▶ _DIRECTION_: Where the data below has the string "page", return the whole line.

------------------------------------------------------------------------

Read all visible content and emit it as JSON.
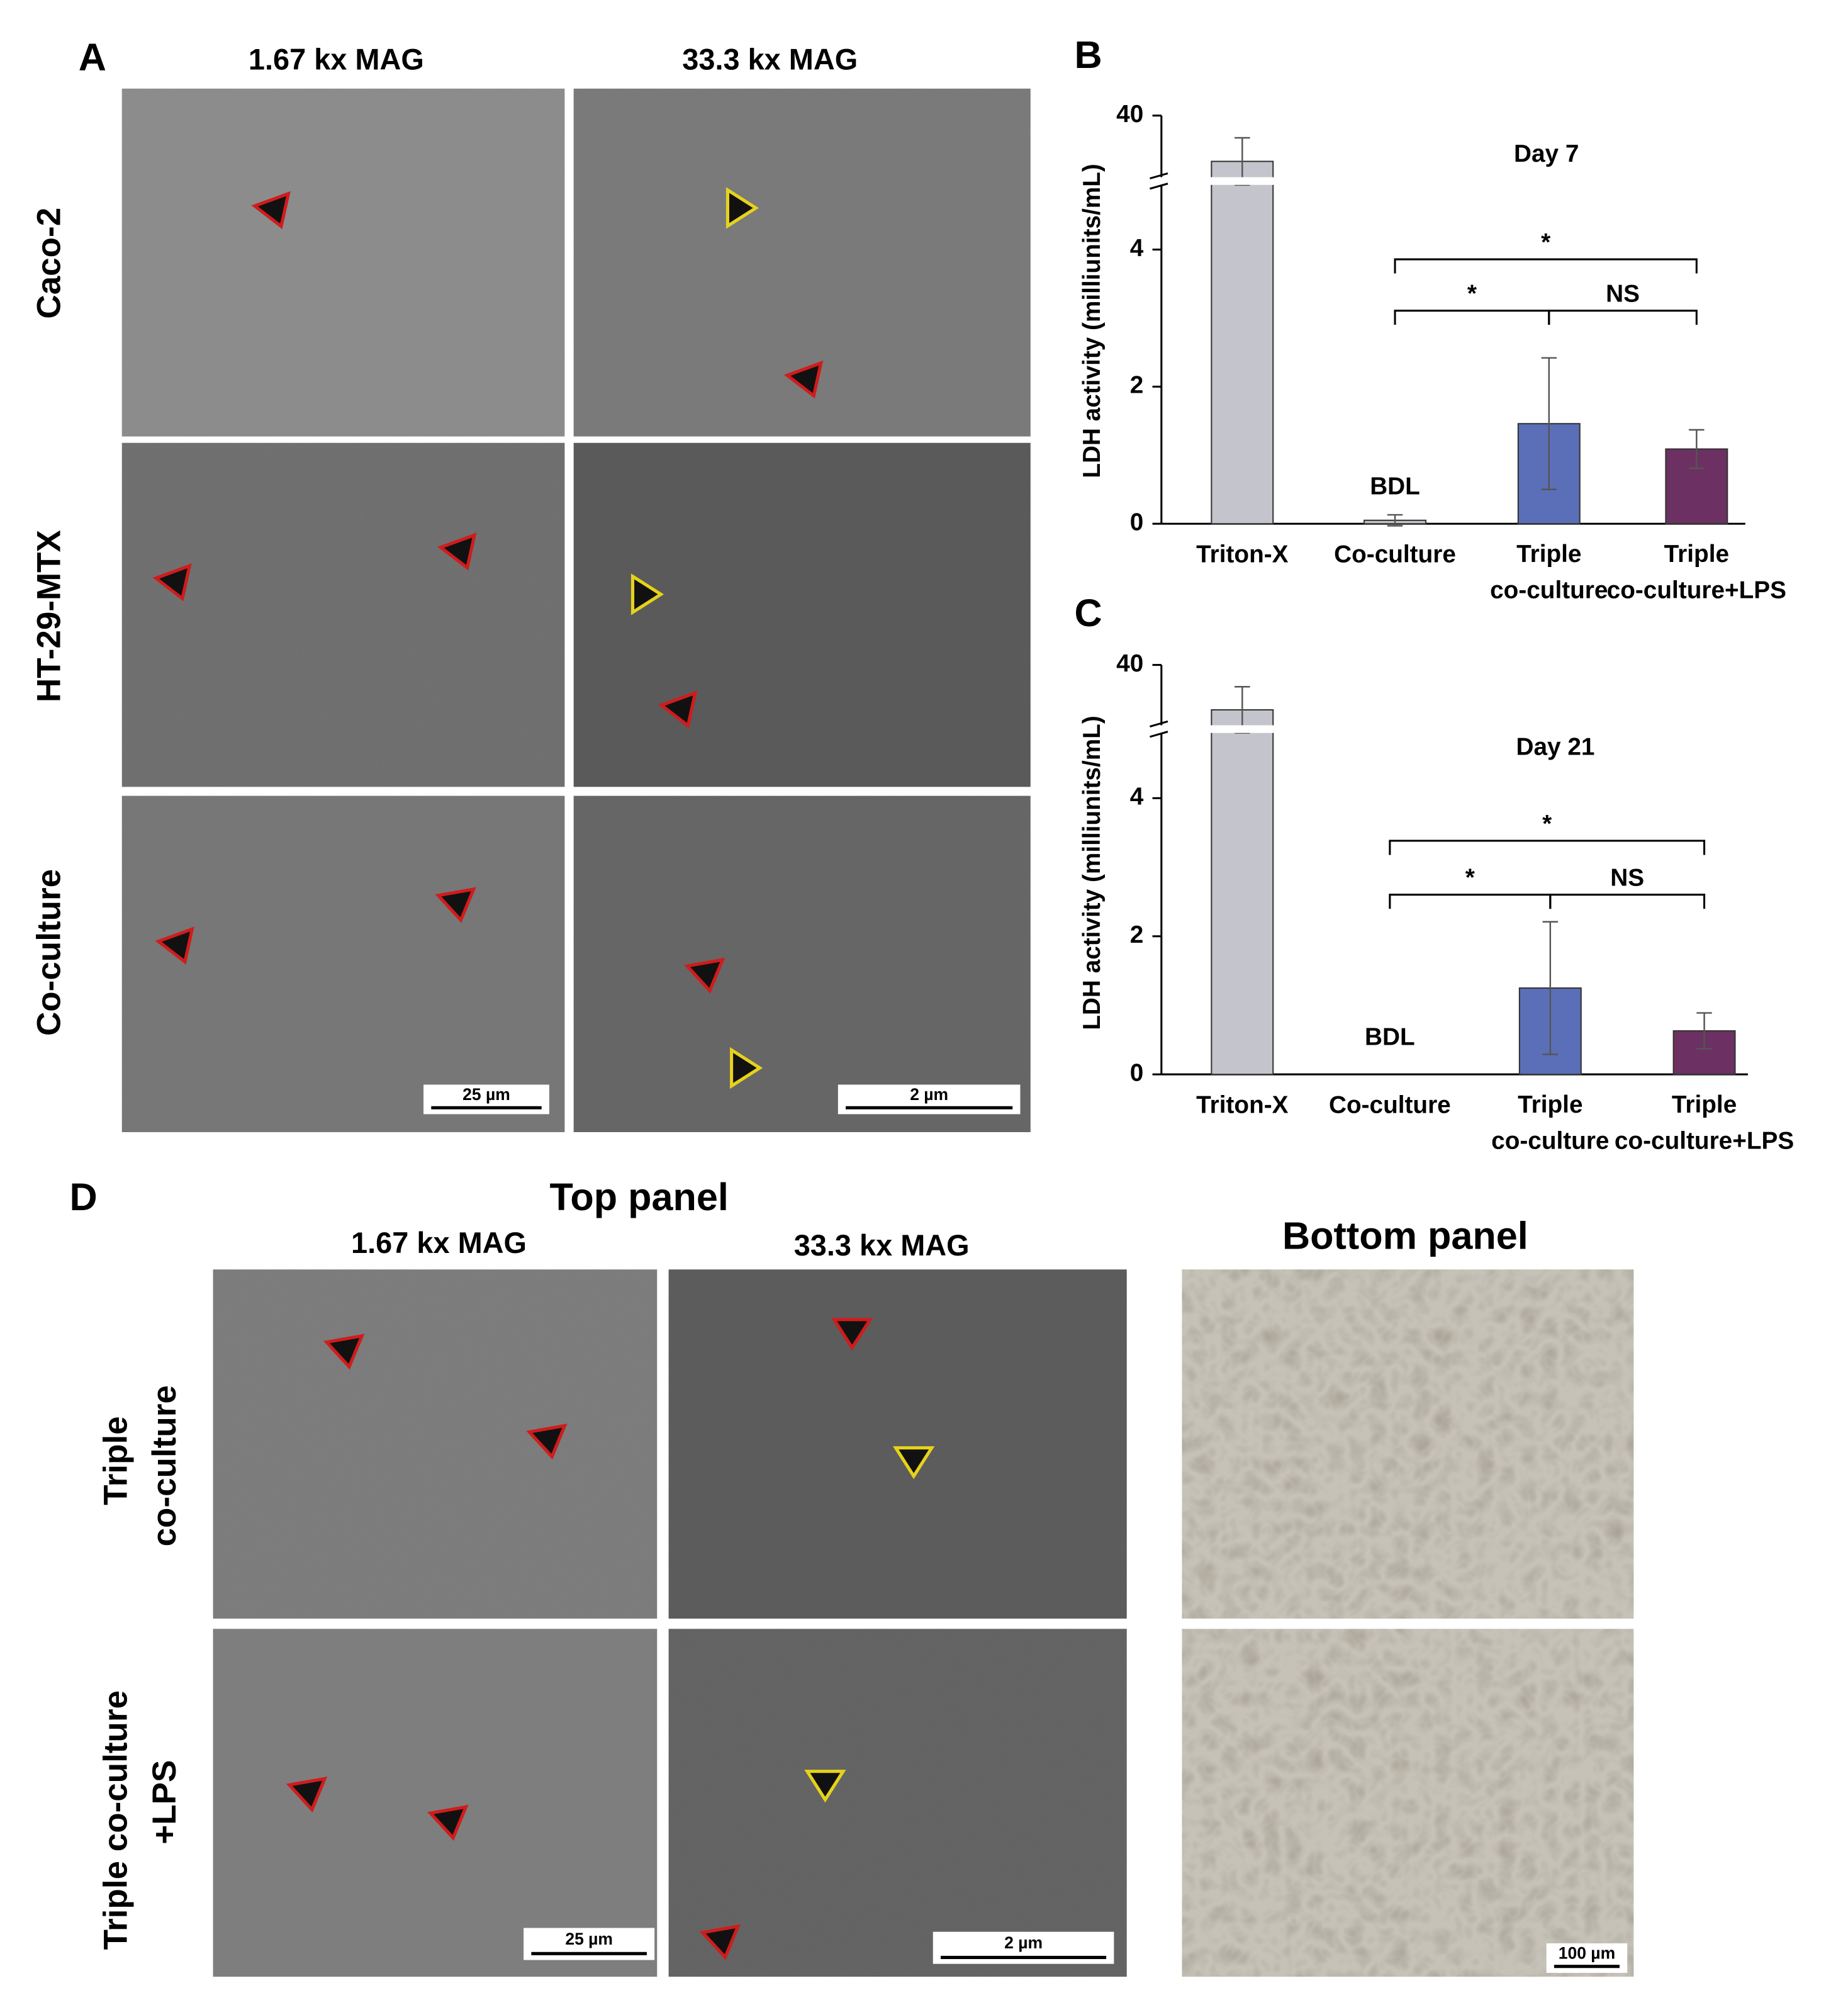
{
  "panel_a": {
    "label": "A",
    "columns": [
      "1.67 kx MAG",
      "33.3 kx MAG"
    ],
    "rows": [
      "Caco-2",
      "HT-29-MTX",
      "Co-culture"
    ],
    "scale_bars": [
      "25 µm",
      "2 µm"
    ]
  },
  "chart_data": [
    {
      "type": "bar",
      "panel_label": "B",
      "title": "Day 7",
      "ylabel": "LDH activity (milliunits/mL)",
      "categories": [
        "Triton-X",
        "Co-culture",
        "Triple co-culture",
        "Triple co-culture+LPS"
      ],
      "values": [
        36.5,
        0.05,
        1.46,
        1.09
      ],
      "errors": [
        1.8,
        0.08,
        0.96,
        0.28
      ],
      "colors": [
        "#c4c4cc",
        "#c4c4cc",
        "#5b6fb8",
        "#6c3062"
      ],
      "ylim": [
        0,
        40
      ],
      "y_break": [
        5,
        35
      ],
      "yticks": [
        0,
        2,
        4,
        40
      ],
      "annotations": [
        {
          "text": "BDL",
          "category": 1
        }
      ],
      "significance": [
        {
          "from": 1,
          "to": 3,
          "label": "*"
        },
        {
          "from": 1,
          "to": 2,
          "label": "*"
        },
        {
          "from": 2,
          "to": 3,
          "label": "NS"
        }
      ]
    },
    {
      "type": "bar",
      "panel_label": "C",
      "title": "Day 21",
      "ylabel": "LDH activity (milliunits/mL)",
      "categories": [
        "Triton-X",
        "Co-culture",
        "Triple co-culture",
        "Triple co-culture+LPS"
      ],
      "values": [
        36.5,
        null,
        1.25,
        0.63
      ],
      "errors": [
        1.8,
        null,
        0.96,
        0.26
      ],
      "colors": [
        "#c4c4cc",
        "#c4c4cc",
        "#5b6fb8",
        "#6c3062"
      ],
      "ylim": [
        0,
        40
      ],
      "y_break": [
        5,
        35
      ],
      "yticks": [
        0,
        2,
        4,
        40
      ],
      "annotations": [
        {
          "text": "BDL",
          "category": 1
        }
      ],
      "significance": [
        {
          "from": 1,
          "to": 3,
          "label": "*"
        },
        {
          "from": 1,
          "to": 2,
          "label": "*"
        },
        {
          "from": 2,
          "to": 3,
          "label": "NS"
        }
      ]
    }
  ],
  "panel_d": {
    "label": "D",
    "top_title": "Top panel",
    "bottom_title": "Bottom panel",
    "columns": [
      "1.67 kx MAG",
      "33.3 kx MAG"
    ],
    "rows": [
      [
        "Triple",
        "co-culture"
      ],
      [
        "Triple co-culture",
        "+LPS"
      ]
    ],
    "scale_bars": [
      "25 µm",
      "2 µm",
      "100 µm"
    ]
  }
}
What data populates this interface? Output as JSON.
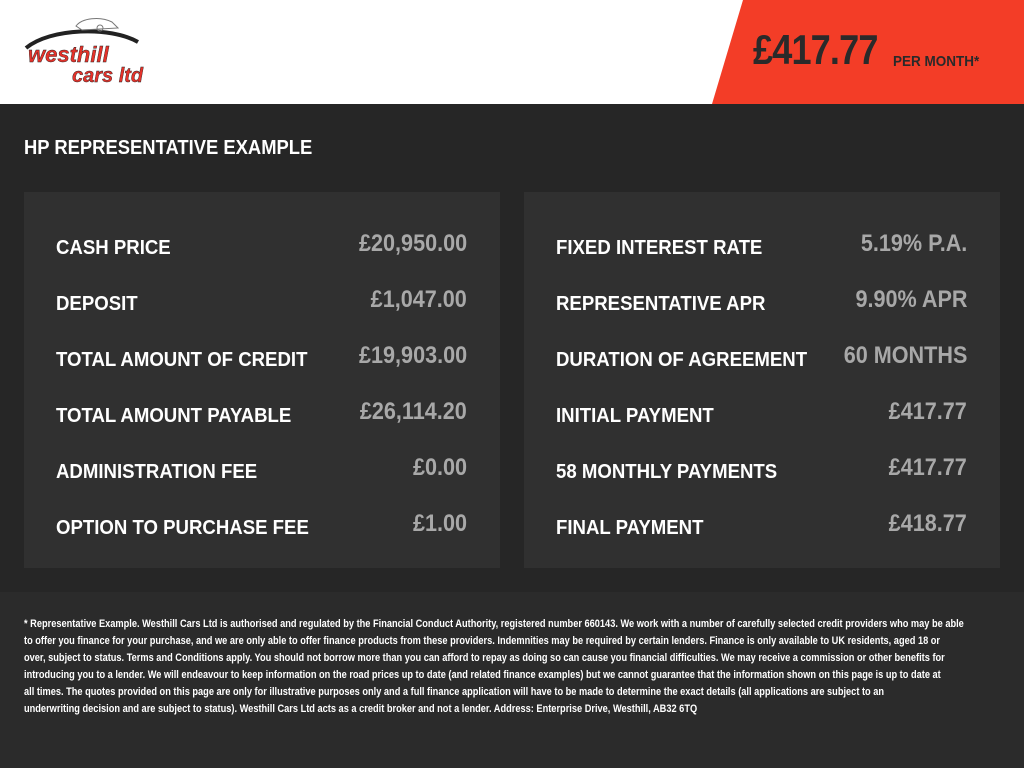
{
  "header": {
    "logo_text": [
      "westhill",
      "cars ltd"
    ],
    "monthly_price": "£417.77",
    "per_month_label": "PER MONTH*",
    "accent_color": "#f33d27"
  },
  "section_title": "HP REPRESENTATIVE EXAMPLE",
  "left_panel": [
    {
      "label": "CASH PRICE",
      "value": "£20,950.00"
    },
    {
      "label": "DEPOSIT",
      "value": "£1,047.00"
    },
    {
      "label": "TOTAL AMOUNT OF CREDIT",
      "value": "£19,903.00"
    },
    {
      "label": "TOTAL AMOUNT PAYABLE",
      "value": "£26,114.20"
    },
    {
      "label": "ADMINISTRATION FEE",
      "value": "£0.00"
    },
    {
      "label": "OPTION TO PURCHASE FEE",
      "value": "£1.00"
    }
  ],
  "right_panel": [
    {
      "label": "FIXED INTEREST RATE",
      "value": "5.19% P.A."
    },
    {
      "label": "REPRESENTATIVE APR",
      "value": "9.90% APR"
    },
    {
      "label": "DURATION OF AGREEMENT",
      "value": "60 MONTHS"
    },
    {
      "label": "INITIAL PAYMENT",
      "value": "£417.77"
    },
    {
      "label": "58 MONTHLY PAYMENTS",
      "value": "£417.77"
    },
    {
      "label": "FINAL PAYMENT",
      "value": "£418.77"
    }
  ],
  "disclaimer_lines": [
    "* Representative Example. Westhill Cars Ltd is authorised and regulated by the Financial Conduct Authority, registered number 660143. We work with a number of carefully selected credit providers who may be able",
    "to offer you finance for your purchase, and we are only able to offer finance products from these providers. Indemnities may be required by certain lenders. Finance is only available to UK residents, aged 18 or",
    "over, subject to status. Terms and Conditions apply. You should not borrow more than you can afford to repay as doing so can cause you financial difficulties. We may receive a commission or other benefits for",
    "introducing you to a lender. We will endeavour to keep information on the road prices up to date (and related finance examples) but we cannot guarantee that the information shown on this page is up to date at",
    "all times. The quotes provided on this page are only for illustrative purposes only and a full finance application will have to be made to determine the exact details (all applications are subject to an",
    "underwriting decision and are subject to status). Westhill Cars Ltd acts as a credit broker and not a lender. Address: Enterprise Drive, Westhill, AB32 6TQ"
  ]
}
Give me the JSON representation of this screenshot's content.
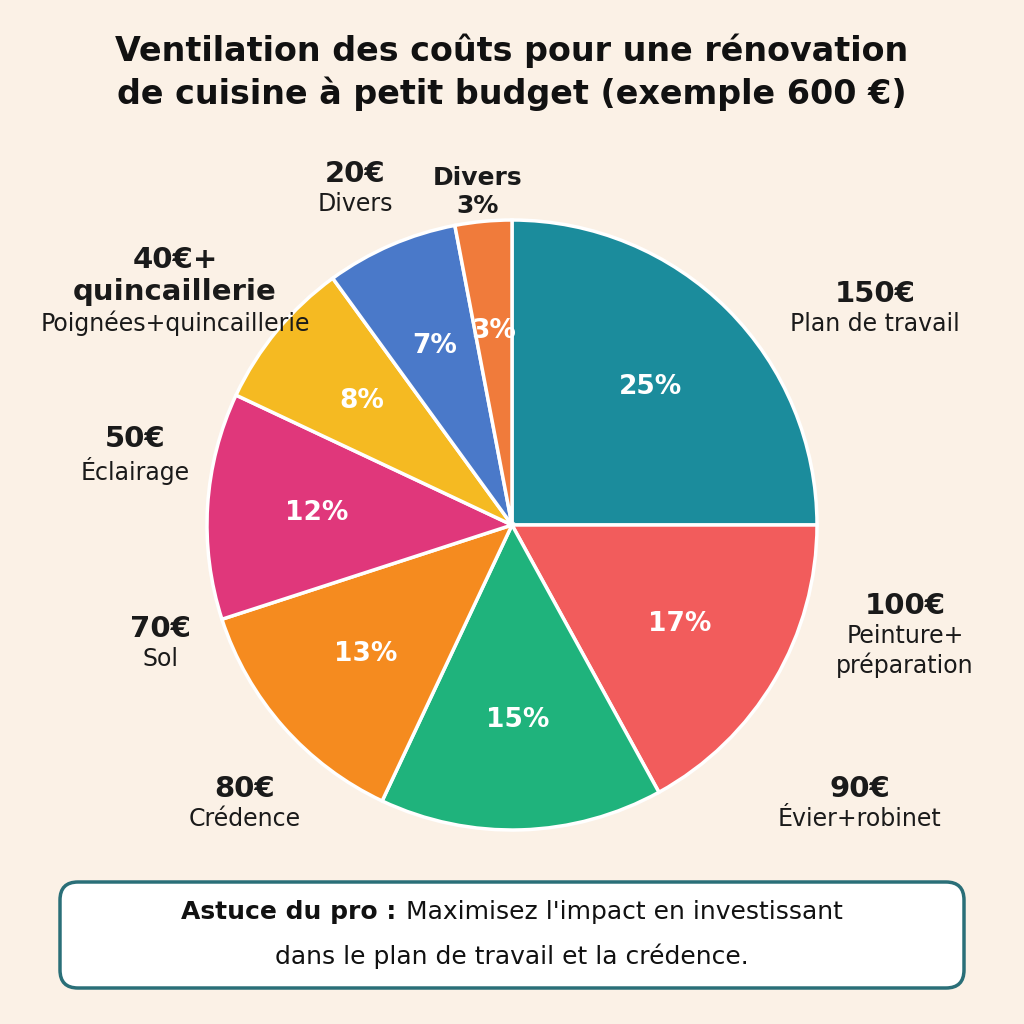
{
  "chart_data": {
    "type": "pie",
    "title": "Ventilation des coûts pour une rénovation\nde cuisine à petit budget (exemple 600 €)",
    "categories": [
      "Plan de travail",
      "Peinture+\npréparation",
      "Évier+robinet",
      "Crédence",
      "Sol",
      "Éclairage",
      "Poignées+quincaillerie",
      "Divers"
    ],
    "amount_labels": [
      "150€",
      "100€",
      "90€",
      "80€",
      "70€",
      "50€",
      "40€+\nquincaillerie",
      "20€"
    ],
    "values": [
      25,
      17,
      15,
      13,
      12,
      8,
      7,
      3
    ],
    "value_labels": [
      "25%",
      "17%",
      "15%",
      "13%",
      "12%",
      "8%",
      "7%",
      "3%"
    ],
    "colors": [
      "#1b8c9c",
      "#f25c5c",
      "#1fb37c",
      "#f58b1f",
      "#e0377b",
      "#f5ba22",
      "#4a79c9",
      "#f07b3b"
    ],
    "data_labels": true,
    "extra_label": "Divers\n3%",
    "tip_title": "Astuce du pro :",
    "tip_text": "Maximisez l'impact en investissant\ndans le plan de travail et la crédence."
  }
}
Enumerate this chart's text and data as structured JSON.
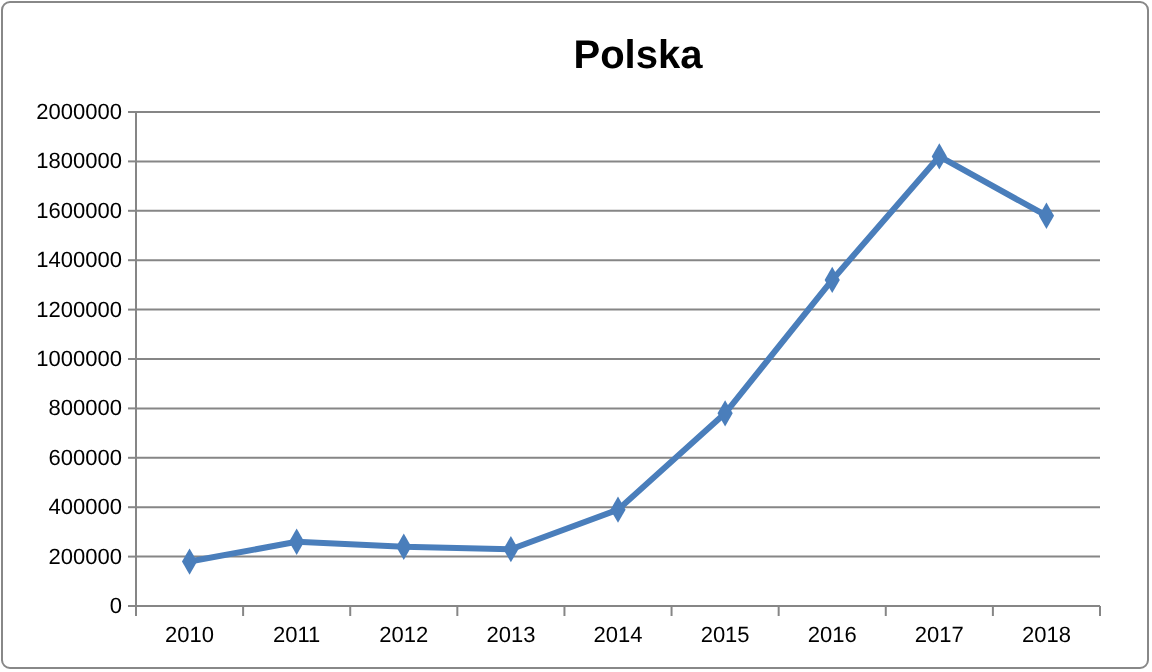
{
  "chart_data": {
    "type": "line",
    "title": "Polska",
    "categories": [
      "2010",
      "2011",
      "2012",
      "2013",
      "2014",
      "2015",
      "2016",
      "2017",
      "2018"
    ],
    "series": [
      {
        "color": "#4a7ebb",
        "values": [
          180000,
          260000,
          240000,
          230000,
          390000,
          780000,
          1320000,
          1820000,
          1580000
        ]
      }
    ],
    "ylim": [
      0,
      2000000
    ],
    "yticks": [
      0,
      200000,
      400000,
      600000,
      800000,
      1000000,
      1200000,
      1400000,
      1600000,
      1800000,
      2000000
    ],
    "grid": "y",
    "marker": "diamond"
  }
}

------------------------------------------------------------------------

▶ _OUTPUT OF THE EXERCISE_:
    "introducing you to a lender. We will endeavour to keep information on the road prices up to date (and related finance examples) but we cannot guarantee that the information shown on this page is up to date at",
    "all times. The quotes provided on this page are only for illustrative purposes only and a full finance application will have to be made to determine the exact details (all applications are subject to an",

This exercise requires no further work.